Written task A: From the forum thread on cross-border taxes, return the passage from "At the start" up to and including "(Jun 8, 2009)", unchanged.
Written task B:
Answer these questions using the forum thread on cross-border taxes:
(i) What does the first post give as the writer's last country of residence?
(ii) When did the writer of the first post move to Asia?
(iii) According to the first reply, which two agencies share data?
-- start of Text excerpt --
# Dual Canadian/USA been "Travelancing" in Asia for a year. Taxes



## dougfir (Jan 10, 2017)

Hello. I'm a dual Canadian/USA citizen and my last country of residence was Canada. For years I've submitted tax returns to both CRA and IRS because USA taxes on citizenship not residence. Since I was living and working in Canada I would use the USA "Foreign Earned Income Exclusion" (FEIE) and not have to pay taxes to the USA (i.e. I'm not double taxed and pay taxes only in Canada).

At the start of 2016 I packed my bags and came here to Asia, but I brought my work with me. I'm a "travelancer" or "digital nomad". I was working for a Canadian firm on a contract basis and they have been deducting tax on each paycheck throughout 2016.

My question is this. If I was to officially change my address with CRA last year to my families address in USA, then complete a USA tax return only and still claim FEIE, could I reduce or even eliminate my taxes?

Is this possible?
Is it legal?


----------



## AltaRed (Jun 8, 2009)

I don't think you can for a number of reasons: 1) Your Canadian employer has been deducting tax on each pay period (they wouldn't be doing that otherwise), 2) you didn't file your 2015 tax return showing a departure date for Canada and providing them wiht a US address.

However, you might be able to file a Canadian tax return for 2016 for the period that you were still in Canada, and indicate on the tax return date of departure and your US address, making only a small portion of your 2016 taxable in Canada, with the remainder in the USA. Problem is you were not in the USA for any of 2016 and you didn't work there. CRA and IRS share data....so how can that work?

Finally, when you return from Asia, where are you returning too? FWIW, you cannot claim FEIE if you didn't pay those taxes to CRA, i.e. you can only claim what you paid.

All in all, you will need to talk to a cross-border tax accountant to find out best how to structure your affairs. An anonymous internet forum is not professional advice.


----------



## dougfir (Jan 10, 2017)

AltaRed said:


> I don't think you can for a number of reasons: 1) Your Canadian employer has been deducting tax on each pay period (they wouldn't be doing that otherwise), 2) you didn't file your 2015 tax return showing a departure date for Canada and providing them wiht a US address.
> 
> However, you might be able to file a Canadian tax return for 2016 for the period that you were still in Canada, and indicate on the tax return date of departure and your US address, making only a small portion of your 2016 taxable in Canada, with the remainder in the USA. Problem is you were not in the USA for any of 2016 and you didn't work there. CRA and IRS share data....so how can that work?
-- end of Text excerpt --
-- start of Dataset rows --
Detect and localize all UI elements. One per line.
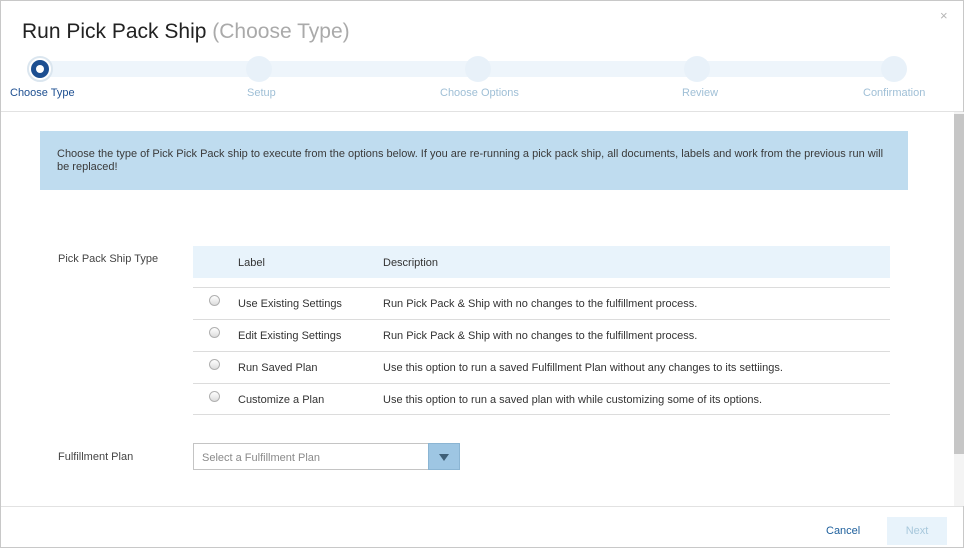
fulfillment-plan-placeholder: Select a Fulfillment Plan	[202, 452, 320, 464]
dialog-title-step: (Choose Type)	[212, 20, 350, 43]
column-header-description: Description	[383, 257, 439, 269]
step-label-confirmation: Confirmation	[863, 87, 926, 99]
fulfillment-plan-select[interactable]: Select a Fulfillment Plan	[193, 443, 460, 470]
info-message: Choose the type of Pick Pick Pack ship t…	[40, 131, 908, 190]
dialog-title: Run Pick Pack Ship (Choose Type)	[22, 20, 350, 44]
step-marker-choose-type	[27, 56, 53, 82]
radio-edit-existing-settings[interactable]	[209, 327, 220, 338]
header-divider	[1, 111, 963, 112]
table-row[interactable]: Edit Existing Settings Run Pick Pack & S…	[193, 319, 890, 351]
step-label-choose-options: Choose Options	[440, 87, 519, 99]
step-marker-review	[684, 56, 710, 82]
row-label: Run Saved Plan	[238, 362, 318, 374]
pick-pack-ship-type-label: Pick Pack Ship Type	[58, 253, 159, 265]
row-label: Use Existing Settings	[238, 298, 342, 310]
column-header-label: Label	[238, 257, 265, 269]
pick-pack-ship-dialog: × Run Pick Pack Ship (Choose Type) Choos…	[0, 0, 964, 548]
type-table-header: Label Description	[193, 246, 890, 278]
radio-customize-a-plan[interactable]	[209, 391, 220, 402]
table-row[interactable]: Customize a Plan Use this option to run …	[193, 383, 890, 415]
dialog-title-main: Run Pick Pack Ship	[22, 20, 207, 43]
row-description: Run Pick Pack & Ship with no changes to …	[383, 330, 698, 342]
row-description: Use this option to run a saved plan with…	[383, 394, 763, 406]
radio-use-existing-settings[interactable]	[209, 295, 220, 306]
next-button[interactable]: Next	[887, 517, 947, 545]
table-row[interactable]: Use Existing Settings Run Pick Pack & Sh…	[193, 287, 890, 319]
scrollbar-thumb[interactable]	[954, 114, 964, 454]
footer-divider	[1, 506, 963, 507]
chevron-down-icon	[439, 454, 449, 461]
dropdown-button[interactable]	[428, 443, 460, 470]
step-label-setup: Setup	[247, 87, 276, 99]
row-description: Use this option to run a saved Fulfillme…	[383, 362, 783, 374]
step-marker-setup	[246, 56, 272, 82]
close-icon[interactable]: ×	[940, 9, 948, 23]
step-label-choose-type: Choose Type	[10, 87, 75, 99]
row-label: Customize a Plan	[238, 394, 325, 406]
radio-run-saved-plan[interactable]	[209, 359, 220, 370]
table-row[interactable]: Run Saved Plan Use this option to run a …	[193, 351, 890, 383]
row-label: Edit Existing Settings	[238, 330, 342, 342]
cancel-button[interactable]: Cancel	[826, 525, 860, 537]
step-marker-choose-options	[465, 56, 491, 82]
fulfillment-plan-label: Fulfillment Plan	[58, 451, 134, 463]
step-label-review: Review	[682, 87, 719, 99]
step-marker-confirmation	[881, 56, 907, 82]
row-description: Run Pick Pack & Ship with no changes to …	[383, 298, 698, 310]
-- end of Dataset rows --
-- start of Dataset rows --
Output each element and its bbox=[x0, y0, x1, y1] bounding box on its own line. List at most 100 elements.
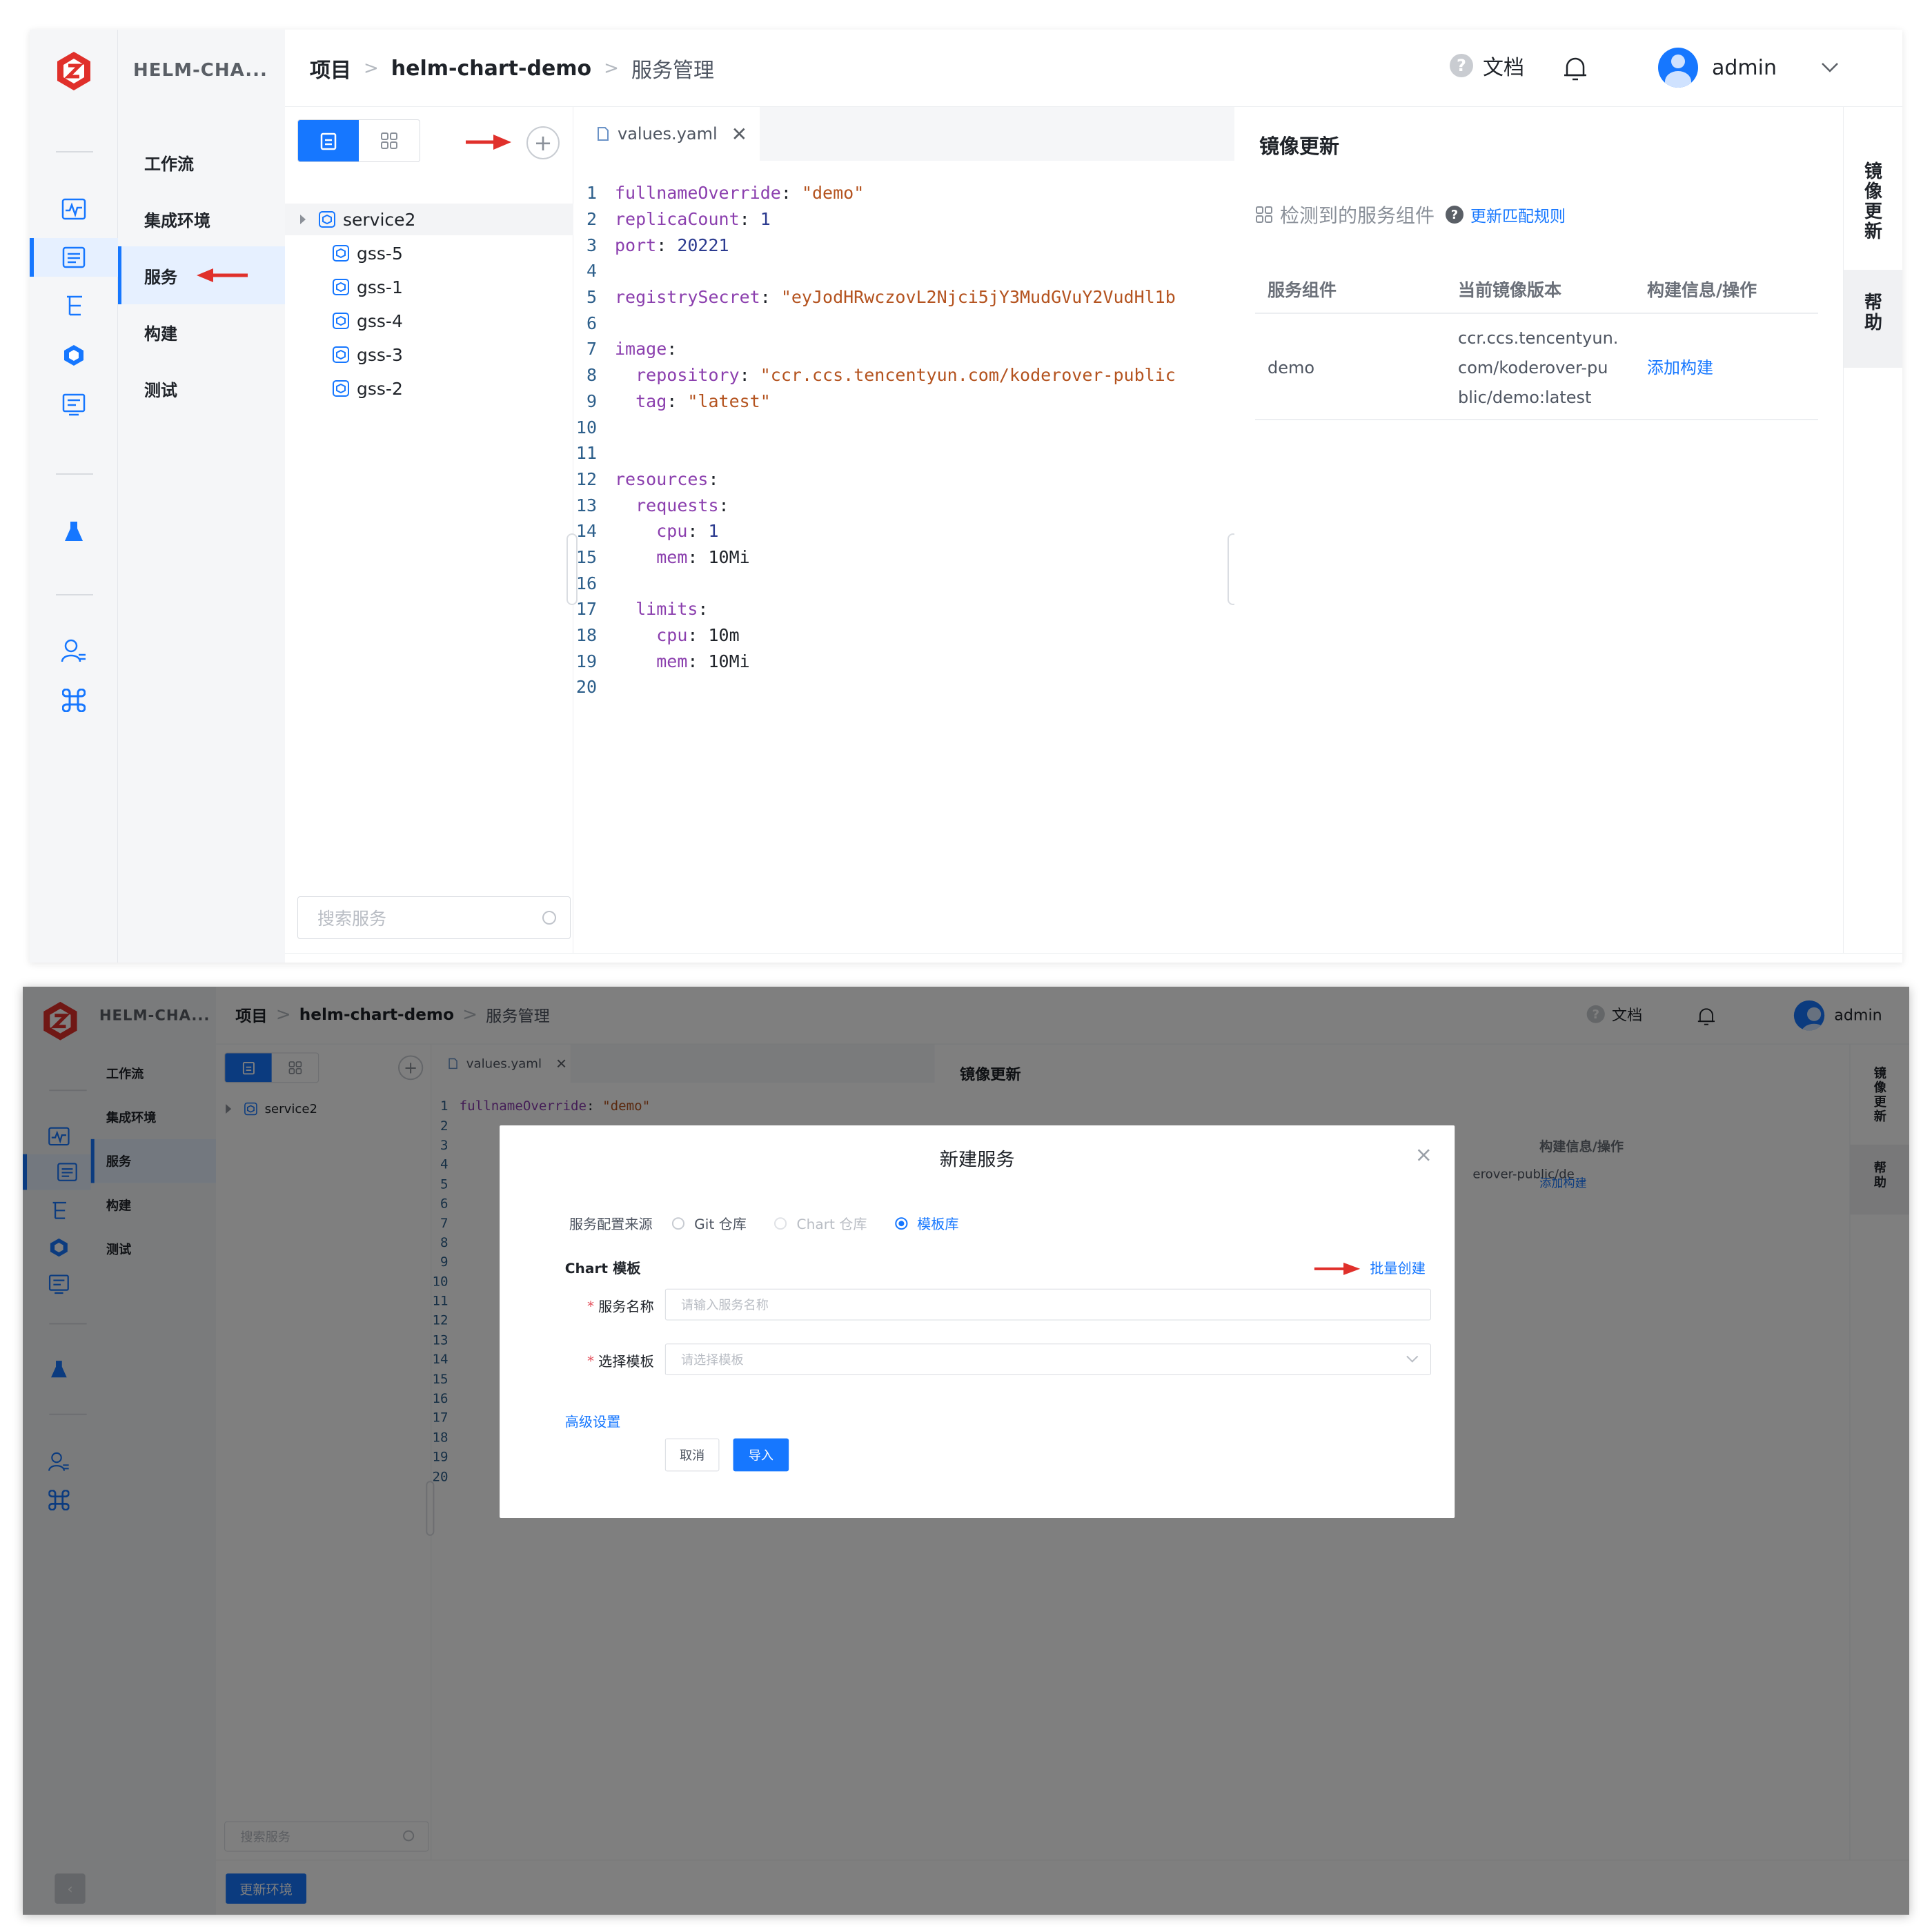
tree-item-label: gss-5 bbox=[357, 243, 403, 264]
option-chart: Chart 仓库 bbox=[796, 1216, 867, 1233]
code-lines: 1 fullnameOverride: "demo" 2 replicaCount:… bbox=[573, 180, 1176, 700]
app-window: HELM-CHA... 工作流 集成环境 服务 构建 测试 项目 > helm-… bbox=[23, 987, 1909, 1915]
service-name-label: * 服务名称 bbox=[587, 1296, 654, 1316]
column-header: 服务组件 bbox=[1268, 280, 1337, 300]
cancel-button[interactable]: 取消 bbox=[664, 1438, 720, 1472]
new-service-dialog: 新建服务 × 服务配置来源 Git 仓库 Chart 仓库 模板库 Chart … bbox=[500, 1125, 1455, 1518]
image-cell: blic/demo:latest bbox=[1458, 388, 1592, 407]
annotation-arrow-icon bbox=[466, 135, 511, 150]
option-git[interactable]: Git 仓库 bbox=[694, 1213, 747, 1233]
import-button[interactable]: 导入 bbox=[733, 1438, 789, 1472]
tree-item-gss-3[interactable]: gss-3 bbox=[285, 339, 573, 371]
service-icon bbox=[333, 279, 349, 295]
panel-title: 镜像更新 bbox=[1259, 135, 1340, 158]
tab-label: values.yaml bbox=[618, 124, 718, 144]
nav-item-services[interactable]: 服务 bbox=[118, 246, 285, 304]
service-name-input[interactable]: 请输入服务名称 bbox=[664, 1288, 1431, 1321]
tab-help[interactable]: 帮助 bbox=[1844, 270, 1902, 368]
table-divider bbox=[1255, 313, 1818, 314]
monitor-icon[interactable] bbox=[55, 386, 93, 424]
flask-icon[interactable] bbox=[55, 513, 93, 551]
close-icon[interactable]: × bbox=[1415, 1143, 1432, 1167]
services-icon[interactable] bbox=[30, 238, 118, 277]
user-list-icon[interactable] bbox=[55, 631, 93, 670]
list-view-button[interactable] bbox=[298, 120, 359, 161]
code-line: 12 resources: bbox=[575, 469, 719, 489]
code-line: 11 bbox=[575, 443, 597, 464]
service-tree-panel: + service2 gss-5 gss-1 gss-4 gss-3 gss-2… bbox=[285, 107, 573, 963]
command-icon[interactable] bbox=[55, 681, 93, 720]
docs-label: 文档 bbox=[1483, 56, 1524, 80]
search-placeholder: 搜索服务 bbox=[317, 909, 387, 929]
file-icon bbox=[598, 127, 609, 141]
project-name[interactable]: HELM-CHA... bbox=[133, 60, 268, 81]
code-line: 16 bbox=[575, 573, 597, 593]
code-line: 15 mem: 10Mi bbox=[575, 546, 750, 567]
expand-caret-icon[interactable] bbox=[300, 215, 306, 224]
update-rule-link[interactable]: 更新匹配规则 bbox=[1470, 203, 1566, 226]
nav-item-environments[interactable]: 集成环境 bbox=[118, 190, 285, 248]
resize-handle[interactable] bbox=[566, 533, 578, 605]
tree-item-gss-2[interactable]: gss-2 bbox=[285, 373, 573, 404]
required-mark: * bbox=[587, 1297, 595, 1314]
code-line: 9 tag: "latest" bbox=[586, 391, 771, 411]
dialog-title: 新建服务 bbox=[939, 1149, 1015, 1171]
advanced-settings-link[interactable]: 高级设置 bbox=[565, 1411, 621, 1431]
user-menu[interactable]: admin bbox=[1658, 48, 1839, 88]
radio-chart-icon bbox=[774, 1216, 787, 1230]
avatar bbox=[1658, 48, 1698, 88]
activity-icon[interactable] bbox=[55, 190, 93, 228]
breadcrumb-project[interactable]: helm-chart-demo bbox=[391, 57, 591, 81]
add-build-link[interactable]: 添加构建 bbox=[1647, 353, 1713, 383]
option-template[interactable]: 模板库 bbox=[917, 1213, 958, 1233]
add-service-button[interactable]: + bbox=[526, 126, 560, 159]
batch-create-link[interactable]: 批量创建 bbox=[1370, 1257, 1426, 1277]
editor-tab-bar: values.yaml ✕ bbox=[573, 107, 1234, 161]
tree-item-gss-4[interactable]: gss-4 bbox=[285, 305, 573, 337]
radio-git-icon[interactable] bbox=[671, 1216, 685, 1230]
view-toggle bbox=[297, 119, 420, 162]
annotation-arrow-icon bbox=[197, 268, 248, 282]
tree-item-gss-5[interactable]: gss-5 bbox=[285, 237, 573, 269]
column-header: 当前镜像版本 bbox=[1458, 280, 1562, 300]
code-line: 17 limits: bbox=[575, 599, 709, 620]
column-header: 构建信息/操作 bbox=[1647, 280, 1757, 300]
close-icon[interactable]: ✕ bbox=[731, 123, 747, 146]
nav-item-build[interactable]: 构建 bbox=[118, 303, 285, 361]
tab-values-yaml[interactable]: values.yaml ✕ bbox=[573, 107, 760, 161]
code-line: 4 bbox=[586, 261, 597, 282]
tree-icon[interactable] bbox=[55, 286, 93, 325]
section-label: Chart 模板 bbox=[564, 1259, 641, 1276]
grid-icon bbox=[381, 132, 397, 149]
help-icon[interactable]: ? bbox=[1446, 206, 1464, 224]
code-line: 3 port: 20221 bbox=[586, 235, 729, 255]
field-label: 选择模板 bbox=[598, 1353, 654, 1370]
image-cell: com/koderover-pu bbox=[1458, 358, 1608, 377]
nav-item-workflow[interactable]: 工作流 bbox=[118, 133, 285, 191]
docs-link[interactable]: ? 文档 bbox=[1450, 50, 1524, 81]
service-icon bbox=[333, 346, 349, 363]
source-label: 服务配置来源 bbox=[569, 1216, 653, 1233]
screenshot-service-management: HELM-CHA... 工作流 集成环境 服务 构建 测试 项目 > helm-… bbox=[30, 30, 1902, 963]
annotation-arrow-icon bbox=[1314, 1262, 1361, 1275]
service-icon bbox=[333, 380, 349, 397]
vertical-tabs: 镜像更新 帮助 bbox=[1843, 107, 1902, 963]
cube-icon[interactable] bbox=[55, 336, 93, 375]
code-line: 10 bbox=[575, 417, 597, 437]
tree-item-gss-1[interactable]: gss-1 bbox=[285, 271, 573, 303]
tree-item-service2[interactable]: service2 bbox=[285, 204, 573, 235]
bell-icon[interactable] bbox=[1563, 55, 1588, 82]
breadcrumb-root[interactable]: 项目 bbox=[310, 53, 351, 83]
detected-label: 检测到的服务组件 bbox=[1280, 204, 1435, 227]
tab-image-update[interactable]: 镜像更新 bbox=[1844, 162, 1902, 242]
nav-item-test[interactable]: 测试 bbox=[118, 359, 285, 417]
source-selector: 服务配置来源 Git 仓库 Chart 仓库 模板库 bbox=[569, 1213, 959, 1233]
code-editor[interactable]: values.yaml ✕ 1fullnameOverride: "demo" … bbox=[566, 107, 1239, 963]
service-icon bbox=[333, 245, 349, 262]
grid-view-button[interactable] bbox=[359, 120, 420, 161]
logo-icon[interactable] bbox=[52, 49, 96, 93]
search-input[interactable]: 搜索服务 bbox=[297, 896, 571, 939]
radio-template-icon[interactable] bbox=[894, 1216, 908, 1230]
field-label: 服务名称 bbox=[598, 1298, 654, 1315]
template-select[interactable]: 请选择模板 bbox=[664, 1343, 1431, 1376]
-- end of Dataset rows --
Full response A:
At the start of 2016 I packed my bags and came here to Asia, but I brought my work with me. I'm a "travelancer" or "digital nomad". I was working for a Canadian firm on a contract basis and they have been deducting tax on each paycheck throughout 2016.

My question is this. If I was to officially change my address with CRA last year to my families address in USA, then complete a USA tax return only and still claim FEIE, could I reduce or even eliminate my taxes?

Is this possible?
Is it legal?


----------



## AltaRed (Jun 8, 2009)

Full response B:
(i) Canada
(ii) At the start of 2016
(iii) CRA and IRS